==== DATA TO PROCESS ====

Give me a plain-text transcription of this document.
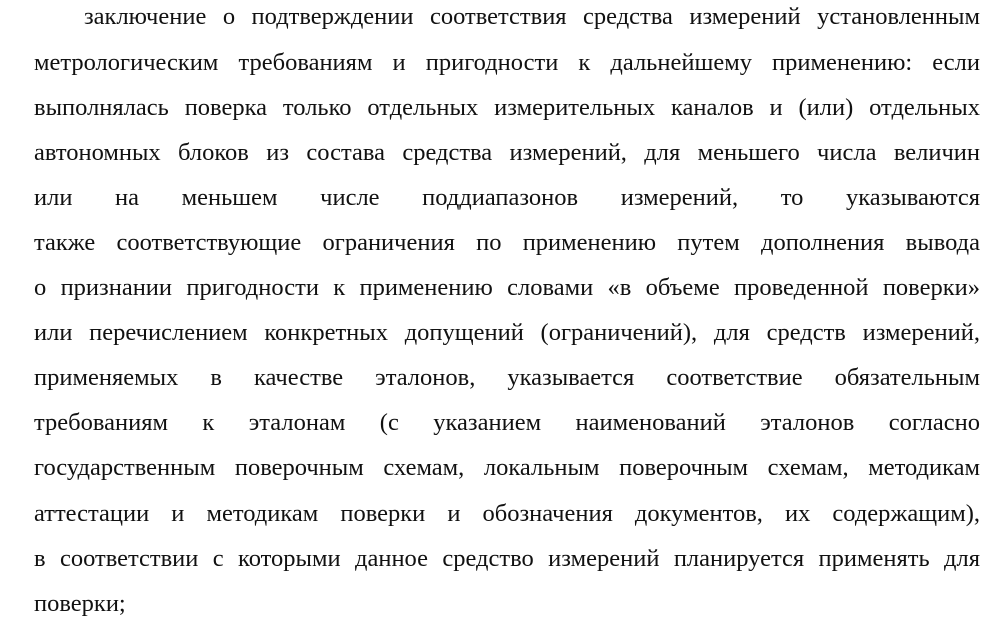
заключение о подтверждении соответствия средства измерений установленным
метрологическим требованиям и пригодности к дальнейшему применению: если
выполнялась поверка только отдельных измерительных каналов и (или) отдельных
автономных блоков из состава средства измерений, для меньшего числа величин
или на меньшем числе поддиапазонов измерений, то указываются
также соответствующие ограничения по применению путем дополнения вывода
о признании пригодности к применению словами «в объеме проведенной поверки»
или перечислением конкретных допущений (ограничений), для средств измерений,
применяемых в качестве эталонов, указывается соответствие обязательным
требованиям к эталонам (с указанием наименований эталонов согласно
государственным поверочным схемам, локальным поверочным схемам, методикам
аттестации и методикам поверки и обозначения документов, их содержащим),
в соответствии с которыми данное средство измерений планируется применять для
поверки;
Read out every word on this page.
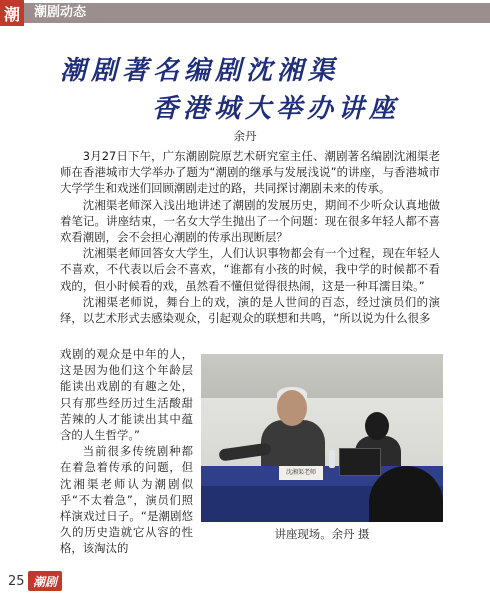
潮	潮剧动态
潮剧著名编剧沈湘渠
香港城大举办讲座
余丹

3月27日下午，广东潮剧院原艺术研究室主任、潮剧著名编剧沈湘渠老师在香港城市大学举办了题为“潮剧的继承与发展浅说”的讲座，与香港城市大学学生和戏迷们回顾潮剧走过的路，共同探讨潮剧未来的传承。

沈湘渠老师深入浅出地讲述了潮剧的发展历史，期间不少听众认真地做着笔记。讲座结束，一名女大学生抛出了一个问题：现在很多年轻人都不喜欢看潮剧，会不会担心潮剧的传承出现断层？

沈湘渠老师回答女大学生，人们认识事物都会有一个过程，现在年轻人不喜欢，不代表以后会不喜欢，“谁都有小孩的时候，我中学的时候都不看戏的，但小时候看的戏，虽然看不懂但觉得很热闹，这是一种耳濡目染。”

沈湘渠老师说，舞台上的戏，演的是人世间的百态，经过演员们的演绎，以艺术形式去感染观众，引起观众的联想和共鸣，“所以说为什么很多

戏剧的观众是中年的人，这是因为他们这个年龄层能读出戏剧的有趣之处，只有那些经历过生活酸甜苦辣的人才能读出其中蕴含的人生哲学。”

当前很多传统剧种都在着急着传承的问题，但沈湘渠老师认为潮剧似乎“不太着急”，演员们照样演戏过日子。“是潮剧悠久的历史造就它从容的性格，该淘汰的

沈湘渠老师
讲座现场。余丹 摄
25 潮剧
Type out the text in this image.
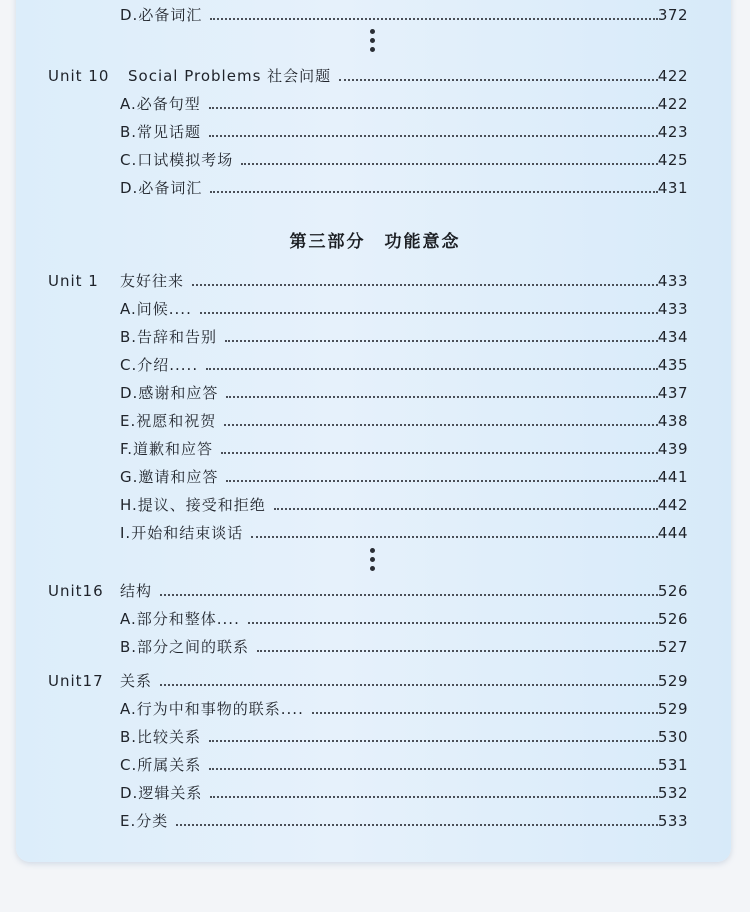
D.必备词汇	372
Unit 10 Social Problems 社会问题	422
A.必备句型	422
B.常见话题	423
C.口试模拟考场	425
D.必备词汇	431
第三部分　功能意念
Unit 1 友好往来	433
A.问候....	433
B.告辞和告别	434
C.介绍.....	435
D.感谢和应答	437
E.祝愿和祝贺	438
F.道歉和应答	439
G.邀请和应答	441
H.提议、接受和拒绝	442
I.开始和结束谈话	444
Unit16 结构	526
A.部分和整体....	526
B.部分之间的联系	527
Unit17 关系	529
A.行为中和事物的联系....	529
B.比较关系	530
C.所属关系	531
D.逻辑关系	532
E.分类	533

====

WORK TO DO → Please quote the records above exactly, beginning at the line that contains "Type out the text in this image." and ending at their last line. Leave the pictures out.

TASK RESPONSE →
Type out the text in this image.
D.必备词汇	372
Unit 10 Social Problems 社会问题	422
A.必备句型	422
B.常见话题	423
C.口试模拟考场	425
D.必备词汇	431
第三部分　功能意念
Unit 1 友好往来	433
A.问候....	433
B.告辞和告别	434
C.介绍.....	435
D.感谢和应答	437
E.祝愿和祝贺	438
F.道歉和应答	439
G.邀请和应答	441
H.提议、接受和拒绝	442
I.开始和结束谈话	444
Unit16 结构	526
A.部分和整体....	526
B.部分之间的联系	527
Unit17 关系	529
A.行为中和事物的联系....	529
B.比较关系	530
C.所属关系	531
D.逻辑关系	532
E.分类	533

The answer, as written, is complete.